Data for review
========

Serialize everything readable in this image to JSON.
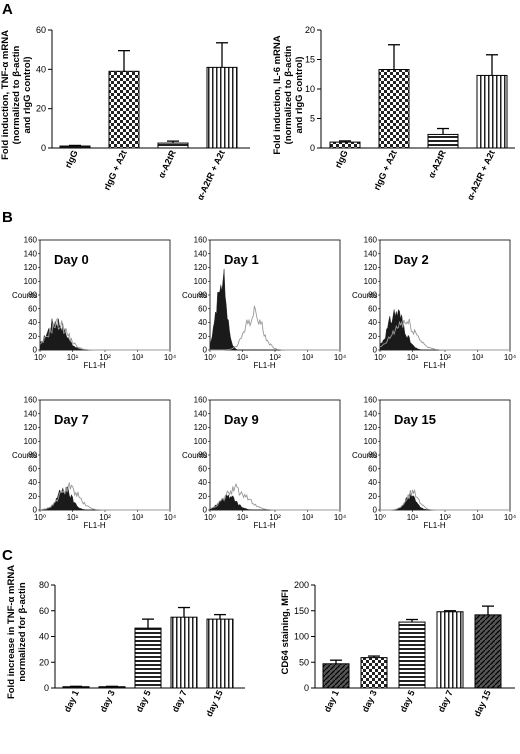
{
  "panels": {
    "A": "A",
    "B": "B",
    "C": "C"
  },
  "chart_data": [
    {
      "id": "a-left",
      "type": "bar",
      "ylabel": [
        "Fold induction, TNF-α mRNA",
        "(normalized to β-actin",
        "and rIgG control)"
      ],
      "categories": [
        "rIgG",
        "rIgG + A2t",
        "α-A2tR",
        "α-A2tR + A2t"
      ],
      "values": [
        1,
        39,
        2.5,
        41
      ],
      "errors": [
        0.3,
        10.5,
        1,
        12.5
      ],
      "patterns": [
        "solid",
        "checker",
        "hstripe",
        "vstripe"
      ],
      "ylim": [
        0,
        60
      ],
      "yticks": [
        0,
        20,
        40,
        60
      ]
    },
    {
      "id": "a-right",
      "type": "bar",
      "ylabel": [
        "Fold induction, IL-6 mRNA",
        "(normalized to β-actin",
        "and rIgG control)"
      ],
      "categories": [
        "rIgG",
        "rIgG + A2t",
        "α-A2tR",
        "α-A2tR + A2t"
      ],
      "values": [
        1,
        13.3,
        2.3,
        12.3
      ],
      "errors": [
        0.2,
        4.2,
        1,
        3.5
      ],
      "patterns": [
        "checker",
        "checker",
        "hstripe",
        "vstripe"
      ],
      "ylim": [
        0,
        20
      ],
      "yticks": [
        0,
        5,
        10,
        15,
        20
      ]
    },
    {
      "id": "b-flow",
      "type": "histogram",
      "ylabel": "Counts",
      "xlabel": "FL1-H",
      "yticks": [
        0,
        20,
        40,
        60,
        80,
        100,
        120,
        140,
        160
      ],
      "ylim": [
        0,
        160
      ],
      "xlim_log10": [
        0,
        4
      ],
      "xticks": [
        "10⁰",
        "10¹",
        "10²",
        "10³",
        "10⁴"
      ],
      "plots": [
        {
          "title": "Day 0",
          "filled": {
            "peak_log": 0.5,
            "width": 0.28,
            "height": 42
          },
          "outline": {
            "peak_log": 0.55,
            "width": 0.3,
            "height": 38
          }
        },
        {
          "title": "Day 1",
          "filled": {
            "peak_log": 0.35,
            "width": 0.15,
            "height": 112
          },
          "outline": {
            "peak_log": 1.35,
            "width": 0.26,
            "height": 52
          }
        },
        {
          "title": "Day 2",
          "filled": {
            "peak_log": 0.5,
            "width": 0.25,
            "height": 55
          },
          "outline": {
            "peak_log": 0.75,
            "width": 0.35,
            "height": 40
          }
        },
        {
          "title": "Day 7",
          "filled": {
            "peak_log": 0.75,
            "width": 0.22,
            "height": 30
          },
          "outline": {
            "peak_log": 0.9,
            "width": 0.3,
            "height": 32
          }
        },
        {
          "title": "Day 9",
          "filled": {
            "peak_log": 0.55,
            "width": 0.25,
            "height": 20
          },
          "outline": {
            "peak_log": 0.8,
            "width": 0.35,
            "height": 30
          }
        },
        {
          "title": "Day 15",
          "filled": {
            "peak_log": 0.95,
            "width": 0.18,
            "height": 20
          },
          "outline": {
            "peak_log": 1.0,
            "width": 0.2,
            "height": 25
          }
        }
      ]
    },
    {
      "id": "c-left",
      "type": "bar",
      "ylabel": [
        "Fold increase in TNF-α mRNA",
        "normalized for β-actin"
      ],
      "categories": [
        "day 1",
        "day 3",
        "day 5",
        "day 7",
        "day 15"
      ],
      "values": [
        1,
        1,
        46.5,
        55,
        53.5
      ],
      "errors": [
        0.3,
        0.3,
        7,
        7.5,
        3.5
      ],
      "patterns": [
        "solid",
        "solid",
        "hstripe",
        "vstripe",
        "vstripe"
      ],
      "ylim": [
        0,
        80
      ],
      "yticks": [
        0,
        20,
        40,
        60,
        80
      ]
    },
    {
      "id": "c-right",
      "type": "bar",
      "ylabel": [
        "CD64 staining, MFI"
      ],
      "categories": [
        "day 1",
        "day 3",
        "day 5",
        "day 7",
        "day 15"
      ],
      "values": [
        47,
        59,
        128,
        148,
        142
      ],
      "errors": [
        7,
        3,
        5,
        2,
        17
      ],
      "patterns": [
        "diag",
        "checker",
        "hstripe",
        "vstripe",
        "diag"
      ],
      "ylim": [
        0,
        200
      ],
      "yticks": [
        0,
        50,
        100,
        150,
        200
      ]
    }
  ]
}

========

Assignment
Read through the entries and copy every line that includes "mRNA".

Written reply
        "Fold induction, TNF-α mRNA",
        "Fold induction, IL-6 mRNA",
        "Fold increase in TNF-α mRNA",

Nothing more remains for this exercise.